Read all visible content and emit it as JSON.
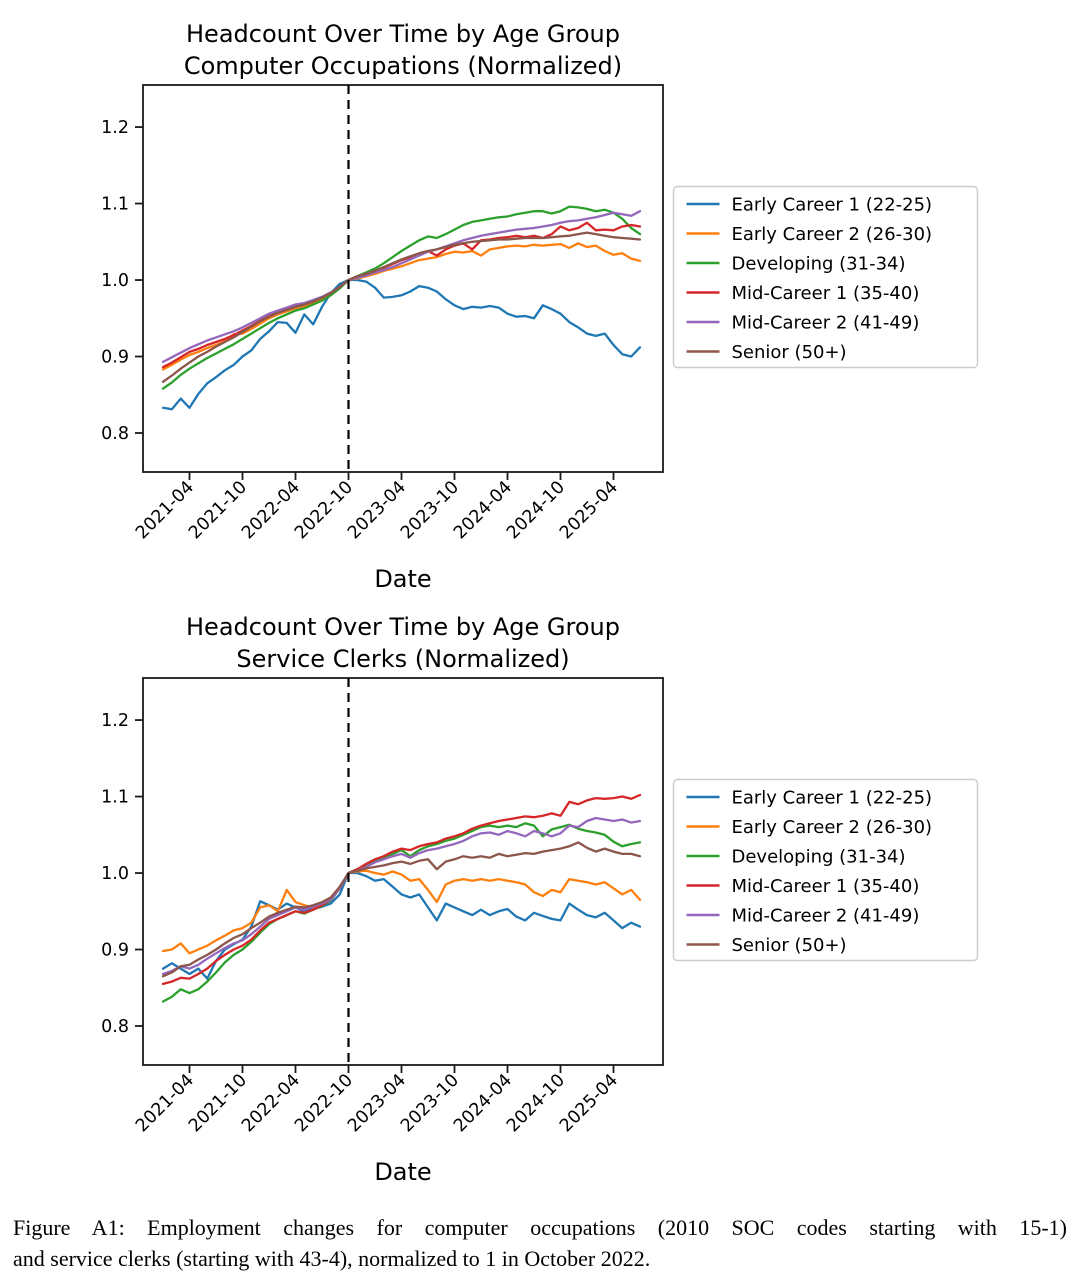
{
  "page": {
    "background": "#ffffff"
  },
  "caption": {
    "line1": "Figure A1: Employment changes for computer occupations (2010 SOC codes starting with 15-1)",
    "line2": "and service clerks (starting with 43-4), normalized to 1 in October 2022."
  },
  "chart_data": [
    {
      "type": "line",
      "title_lines": [
        "Headcount Over Time by Age Group",
        "Computer Occupations (Normalized)"
      ],
      "xlabel": "Date",
      "x_monthly_start": "2021-01",
      "x_monthly_end": "2025-07",
      "x_tick_labels": [
        "2021-04",
        "2021-10",
        "2022-04",
        "2022-10",
        "2023-04",
        "2023-10",
        "2024-04",
        "2024-10",
        "2025-04"
      ],
      "x_tick_month_indices": [
        3,
        9,
        15,
        21,
        27,
        33,
        39,
        45,
        51
      ],
      "y_ticks": [
        0.8,
        0.9,
        1.0,
        1.1,
        1.2
      ],
      "ylim": [
        0.749,
        1.255
      ],
      "grid": false,
      "legend_position": "right",
      "vline": {
        "date": "2022-10",
        "month_index": 21,
        "style": "dashed",
        "color": "#000000"
      },
      "series": [
        {
          "name": "Early Career 1 (22-25)",
          "color": "#1f77b4",
          "values": [
            0.833,
            0.831,
            0.845,
            0.833,
            0.851,
            0.865,
            0.873,
            0.882,
            0.889,
            0.9,
            0.908,
            0.923,
            0.933,
            0.945,
            0.944,
            0.931,
            0.955,
            0.942,
            0.965,
            0.983,
            0.995,
            1.0,
            1.0,
            0.998,
            0.99,
            0.977,
            0.978,
            0.98,
            0.985,
            0.992,
            0.99,
            0.985,
            0.975,
            0.967,
            0.962,
            0.965,
            0.964,
            0.966,
            0.964,
            0.956,
            0.952,
            0.953,
            0.95,
            0.967,
            0.962,
            0.956,
            0.945,
            0.938,
            0.93,
            0.927,
            0.93,
            0.915,
            0.903,
            0.9,
            0.912
          ]
        },
        {
          "name": "Early Career 2 (26-30)",
          "color": "#ff7f0e",
          "values": [
            0.883,
            0.889,
            0.896,
            0.902,
            0.906,
            0.911,
            0.915,
            0.92,
            0.929,
            0.93,
            0.936,
            0.943,
            0.95,
            0.955,
            0.959,
            0.963,
            0.966,
            0.97,
            0.975,
            0.981,
            0.99,
            1.0,
            1.002,
            1.005,
            1.008,
            1.012,
            1.015,
            1.018,
            1.022,
            1.026,
            1.028,
            1.03,
            1.034,
            1.037,
            1.036,
            1.038,
            1.032,
            1.04,
            1.042,
            1.044,
            1.045,
            1.044,
            1.046,
            1.045,
            1.046,
            1.047,
            1.042,
            1.048,
            1.043,
            1.045,
            1.038,
            1.033,
            1.035,
            1.028,
            1.025
          ]
        },
        {
          "name": "Developing (31-34)",
          "color": "#2ca02c",
          "values": [
            0.858,
            0.866,
            0.876,
            0.884,
            0.891,
            0.898,
            0.904,
            0.91,
            0.916,
            0.923,
            0.93,
            0.937,
            0.944,
            0.95,
            0.955,
            0.96,
            0.963,
            0.968,
            0.973,
            0.98,
            0.989,
            1.0,
            1.005,
            1.01,
            1.015,
            1.022,
            1.03,
            1.038,
            1.045,
            1.052,
            1.057,
            1.055,
            1.06,
            1.066,
            1.072,
            1.076,
            1.078,
            1.08,
            1.082,
            1.083,
            1.086,
            1.088,
            1.09,
            1.09,
            1.087,
            1.09,
            1.096,
            1.095,
            1.093,
            1.09,
            1.092,
            1.088,
            1.08,
            1.068,
            1.06
          ]
        },
        {
          "name": "Mid-Career 1 (35-40)",
          "color": "#d62728",
          "values": [
            0.886,
            0.892,
            0.899,
            0.906,
            0.91,
            0.915,
            0.919,
            0.923,
            0.928,
            0.934,
            0.94,
            0.947,
            0.953,
            0.958,
            0.962,
            0.966,
            0.968,
            0.972,
            0.977,
            0.983,
            0.991,
            1.0,
            1.004,
            1.008,
            1.012,
            1.016,
            1.021,
            1.026,
            1.03,
            1.035,
            1.038,
            1.032,
            1.04,
            1.045,
            1.048,
            1.04,
            1.052,
            1.053,
            1.055,
            1.056,
            1.058,
            1.056,
            1.058,
            1.055,
            1.06,
            1.07,
            1.065,
            1.068,
            1.075,
            1.065,
            1.066,
            1.065,
            1.07,
            1.072,
            1.07
          ]
        },
        {
          "name": "Mid-Career 2 (41-49)",
          "color": "#9467bd",
          "values": [
            0.893,
            0.899,
            0.905,
            0.911,
            0.916,
            0.921,
            0.925,
            0.929,
            0.933,
            0.938,
            0.944,
            0.95,
            0.956,
            0.96,
            0.964,
            0.968,
            0.97,
            0.974,
            0.978,
            0.984,
            0.991,
            1.0,
            1.003,
            1.006,
            1.01,
            1.013,
            1.017,
            1.022,
            1.027,
            1.032,
            1.037,
            1.04,
            1.044,
            1.048,
            1.052,
            1.055,
            1.058,
            1.06,
            1.062,
            1.064,
            1.066,
            1.067,
            1.068,
            1.07,
            1.072,
            1.075,
            1.077,
            1.078,
            1.08,
            1.082,
            1.085,
            1.088,
            1.086,
            1.084,
            1.09
          ]
        },
        {
          "name": "Senior (50+)",
          "color": "#8c564b",
          "values": [
            0.867,
            0.875,
            0.884,
            0.892,
            0.9,
            0.906,
            0.913,
            0.919,
            0.925,
            0.932,
            0.939,
            0.946,
            0.952,
            0.957,
            0.961,
            0.965,
            0.968,
            0.972,
            0.977,
            0.983,
            0.991,
            1.0,
            1.005,
            1.008,
            1.012,
            1.017,
            1.022,
            1.027,
            1.031,
            1.035,
            1.038,
            1.04,
            1.043,
            1.046,
            1.048,
            1.05,
            1.051,
            1.052,
            1.053,
            1.053,
            1.054,
            1.055,
            1.055,
            1.055,
            1.056,
            1.057,
            1.058,
            1.06,
            1.062,
            1.06,
            1.058,
            1.056,
            1.055,
            1.054,
            1.053
          ]
        }
      ]
    },
    {
      "type": "line",
      "title_lines": [
        "Headcount Over Time by Age Group",
        "Service Clerks (Normalized)"
      ],
      "xlabel": "Date",
      "x_monthly_start": "2021-01",
      "x_monthly_end": "2025-07",
      "x_tick_labels": [
        "2021-04",
        "2021-10",
        "2022-04",
        "2022-10",
        "2023-04",
        "2023-10",
        "2024-04",
        "2024-10",
        "2025-04"
      ],
      "x_tick_month_indices": [
        3,
        9,
        15,
        21,
        27,
        33,
        39,
        45,
        51
      ],
      "y_ticks": [
        0.8,
        0.9,
        1.0,
        1.1,
        1.2
      ],
      "ylim": [
        0.749,
        1.255
      ],
      "grid": false,
      "legend_position": "right",
      "vline": {
        "date": "2022-10",
        "month_index": 21,
        "style": "dashed",
        "color": "#000000"
      },
      "series": [
        {
          "name": "Early Career 1 (22-25)",
          "color": "#1f77b4",
          "values": [
            0.875,
            0.882,
            0.875,
            0.868,
            0.875,
            0.862,
            0.885,
            0.9,
            0.907,
            0.913,
            0.93,
            0.963,
            0.958,
            0.952,
            0.96,
            0.955,
            0.95,
            0.953,
            0.956,
            0.96,
            0.972,
            1.0,
            1.0,
            0.996,
            0.99,
            0.992,
            0.982,
            0.972,
            0.968,
            0.972,
            0.955,
            0.938,
            0.96,
            0.955,
            0.95,
            0.945,
            0.952,
            0.945,
            0.95,
            0.953,
            0.943,
            0.938,
            0.948,
            0.944,
            0.94,
            0.938,
            0.96,
            0.952,
            0.945,
            0.942,
            0.948,
            0.938,
            0.928,
            0.935,
            0.93
          ]
        },
        {
          "name": "Early Career 2 (26-30)",
          "color": "#ff7f0e",
          "values": [
            0.898,
            0.9,
            0.908,
            0.895,
            0.9,
            0.905,
            0.912,
            0.918,
            0.925,
            0.928,
            0.935,
            0.955,
            0.958,
            0.95,
            0.978,
            0.962,
            0.958,
            0.955,
            0.962,
            0.968,
            0.98,
            1.0,
            1.002,
            1.003,
            1.0,
            0.998,
            1.002,
            0.998,
            0.99,
            0.992,
            0.978,
            0.962,
            0.985,
            0.99,
            0.992,
            0.99,
            0.992,
            0.99,
            0.992,
            0.99,
            0.988,
            0.985,
            0.975,
            0.97,
            0.978,
            0.975,
            0.992,
            0.99,
            0.988,
            0.985,
            0.988,
            0.98,
            0.972,
            0.978,
            0.965
          ]
        },
        {
          "name": "Developing (31-34)",
          "color": "#2ca02c",
          "values": [
            0.832,
            0.838,
            0.848,
            0.843,
            0.848,
            0.858,
            0.87,
            0.883,
            0.893,
            0.9,
            0.91,
            0.922,
            0.933,
            0.94,
            0.945,
            0.95,
            0.947,
            0.952,
            0.957,
            0.964,
            0.98,
            1.0,
            1.005,
            1.01,
            1.016,
            1.02,
            1.025,
            1.03,
            1.022,
            1.03,
            1.035,
            1.038,
            1.042,
            1.045,
            1.05,
            1.055,
            1.06,
            1.062,
            1.06,
            1.062,
            1.06,
            1.065,
            1.062,
            1.048,
            1.057,
            1.06,
            1.063,
            1.058,
            1.055,
            1.053,
            1.05,
            1.041,
            1.035,
            1.038,
            1.04
          ]
        },
        {
          "name": "Mid-Career 1 (35-40)",
          "color": "#d62728",
          "values": [
            0.855,
            0.858,
            0.863,
            0.862,
            0.868,
            0.875,
            0.885,
            0.893,
            0.9,
            0.905,
            0.913,
            0.925,
            0.935,
            0.94,
            0.945,
            0.95,
            0.948,
            0.952,
            0.958,
            0.965,
            0.98,
            1.0,
            1.005,
            1.012,
            1.018,
            1.022,
            1.028,
            1.032,
            1.03,
            1.035,
            1.038,
            1.04,
            1.045,
            1.048,
            1.052,
            1.058,
            1.062,
            1.065,
            1.068,
            1.07,
            1.072,
            1.074,
            1.073,
            1.075,
            1.078,
            1.075,
            1.093,
            1.09,
            1.095,
            1.098,
            1.097,
            1.098,
            1.1,
            1.097,
            1.102
          ]
        },
        {
          "name": "Mid-Career 2 (41-49)",
          "color": "#9467bd",
          "values": [
            0.868,
            0.872,
            0.878,
            0.875,
            0.88,
            0.888,
            0.895,
            0.902,
            0.908,
            0.912,
            0.92,
            0.93,
            0.94,
            0.945,
            0.95,
            0.955,
            0.952,
            0.956,
            0.96,
            0.965,
            0.98,
            1.0,
            1.003,
            1.008,
            1.014,
            1.018,
            1.022,
            1.025,
            1.02,
            1.026,
            1.03,
            1.032,
            1.035,
            1.038,
            1.042,
            1.048,
            1.052,
            1.053,
            1.05,
            1.055,
            1.052,
            1.048,
            1.055,
            1.052,
            1.048,
            1.052,
            1.062,
            1.06,
            1.068,
            1.072,
            1.07,
            1.068,
            1.07,
            1.066,
            1.068
          ]
        },
        {
          "name": "Senior (50+)",
          "color": "#8c564b",
          "values": [
            0.865,
            0.87,
            0.878,
            0.88,
            0.887,
            0.893,
            0.9,
            0.908,
            0.915,
            0.92,
            0.928,
            0.935,
            0.943,
            0.948,
            0.952,
            0.956,
            0.955,
            0.958,
            0.962,
            0.968,
            0.982,
            1.0,
            1.003,
            1.006,
            1.008,
            1.01,
            1.013,
            1.015,
            1.012,
            1.016,
            1.018,
            1.005,
            1.015,
            1.018,
            1.022,
            1.02,
            1.022,
            1.02,
            1.025,
            1.022,
            1.024,
            1.026,
            1.025,
            1.028,
            1.03,
            1.032,
            1.035,
            1.04,
            1.033,
            1.028,
            1.032,
            1.028,
            1.025,
            1.025,
            1.022
          ]
        }
      ]
    }
  ]
}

◆ ◆ ◆

## WORK TO COMPLETE
Copy every line in the records above that contains the word "with".

## SOLUTION FOR THIS TASK
    "line1": "Figure A1: Employment changes for computer occupations (2010 SOC codes starting with 15-1)",
    "line2": "and service clerks (starting with 43-4), normalized to 1 in October 2022."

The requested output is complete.